▸ EXERCISE PROMPT: The forum post below on elastic solver convergence defines several boundary conditions in its code. List the Name assigned to each one.

▸ SELECTED TEXT:
Elastic solver convergence with force boundary conditions

[pascals]

Dear Elmer community,

I want to impose static uniform boundary conditions (stress imposed) to a cubic sample composed of two different elastic materials (see attached mesh of a small example). The final objective is to homogenize the elastic properties of the sample. I was already able to run a simulation with kinematic uniform boundary conditions (displacement imposed boundary conditions) but I encounter convergence problems with the static uniform BC.

One example of these static uniform boundary conditions is uniaxial tension in X direction with free lateral boundaries (Y, Z). To apply that, I set two opposite forces in X direction on the top and bottom of the sample. In addition, to make the problem well-posed (that's what I imagine ?), I fix all the displacements of one node to 0.

Code: Select all

Boundary Condition 1
	Name = "x-"
	Target Boundaries(1) = 1
	Force 1 = -0.01
	Force 2 = 0.0
	Force 3 = 0.0
End

Boundary Condition 2
	Name = "x+"
	Target Boundaries(1) = 2
	Force 1 = 0.01
	Force 2 = 0.0
	Force 3 = 0.0
End

Boundary Condition 3
	Name = "Fixed node"
	Target Coordinates(3) = 0., 0., 0.
	Displacement 1 = 0.
	Displacement 2 = 0.
	Displacement 3 = 0.
End

My problem is that the iterative solver (BiCGStab with ILU0 pre-conditionner) does not converge or diverges. On the example attached to this post (sif and mesh), I have the following convergence:
100 0.2348E-02
200 0.1791E-02
300 0.1364E-02
400 0.4827E+00
500 0.8043E+03
600 0.3446E+10
700 0.5393E+16
800 0.2217E+19
817 0.3133E+21

Why does the solver not converge ? Is the problem ill-posed ? I am also not sure of what is set with Force 1 = 0.01, is that total force 0.01 distributed smartly on all nodes of the target boundary ?

I have tried with finer meshes, the convergence is very very very slow, 1e-2 after 1500 iterations, but no divergence observed.

▸ ENTRIES SHOWN:
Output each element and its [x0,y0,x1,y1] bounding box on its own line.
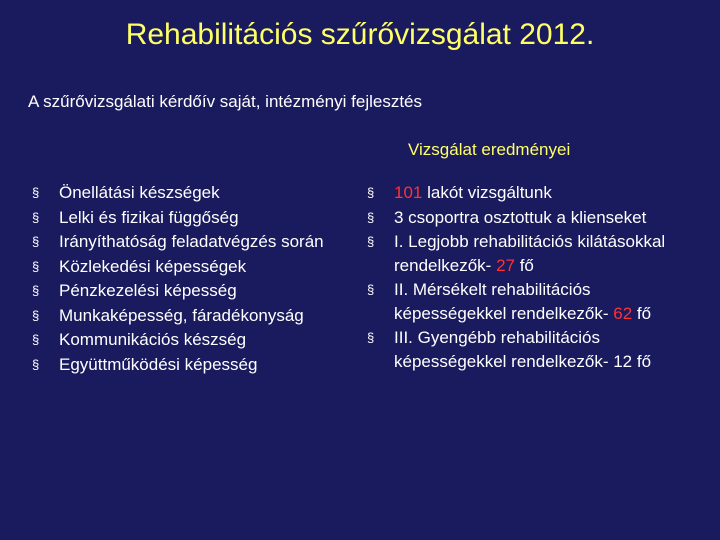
bullet-icon: § [32,332,40,347]
bullet-icon: § [32,209,40,225]
result-count: 62 [613,303,633,323]
list-item [367,206,687,230]
list-item-text: Együttműködési képesség [59,354,258,374]
list-item-text: Lelki és fizikai függőség [59,207,239,227]
list-item-text: Munkaképesség, fáradékonyság [59,305,304,325]
bullet-icon: § [32,185,40,200]
assessment-areas-list [32,181,332,377]
list-item-text: I. Legjobb rehabilitációs kilátásokkal rendelkezők- [394,232,666,275]
slide-title: Rehabilitációs szűrővizsgálat 2012. [125,18,595,51]
results-list [367,181,687,374]
bullet-icon: § [32,356,40,372]
list-item [367,230,687,277]
list-item [32,304,332,328]
list-item [32,230,332,254]
bullet-icon: § [32,307,40,323]
list-item [32,206,332,230]
bullet-icon: § [367,330,375,345]
list-item [32,181,332,205]
bullet-icon: § [32,234,40,249]
bullet-icon: § [367,209,375,225]
list-item-text: lakót vizsgáltunk [422,183,552,202]
bullet-icon: § [32,258,40,274]
slide-subtitle: A szűrővizsgálati kérdőív saját, intézményi fejlesztés [28,92,423,111]
list-item-text: Önellátási készségek [59,183,220,202]
result-count: 27 [496,255,515,275]
list-item-text: Irányíthatóság feladatvégzés során [59,232,324,251]
list-item [32,279,332,303]
bullet-icon: § [367,282,375,297]
results-heading: Vizsgálat eredményei [408,140,571,159]
list-item-text: Közlekedési képességek [59,256,247,276]
list-item [367,278,687,325]
bullet-icon: § [367,234,375,249]
list-item [32,353,332,377]
result-count: 101 [394,183,423,202]
list-item-text: fő [632,303,652,323]
bullet-icon: § [367,185,375,200]
list-item-text: III. Gyengébb rehabilitációs képességekkel rendelkezők- 12 fő [394,328,652,371]
list-item-text: 3 csoportra osztottuk a klienseket [394,207,647,227]
list-item-text: II. Mérsékelt rehabilitációs képességekkel rendelkezők- [394,280,614,323]
list-item [32,255,332,279]
list-item-text: Kommunikációs készség [59,330,247,349]
bullet-icon: § [32,283,40,298]
list-item-text: Pénzkezelési képesség [59,281,237,300]
list-item-text: fő [514,255,534,275]
list-item [367,181,687,205]
list-item [32,328,332,352]
list-item [367,326,687,373]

▸ THE OUTPUT:
- "x-" (Boundary Condition 1)
- "x+" (Boundary Condition 2)
- "Fixed node" (Boundary Condition 3)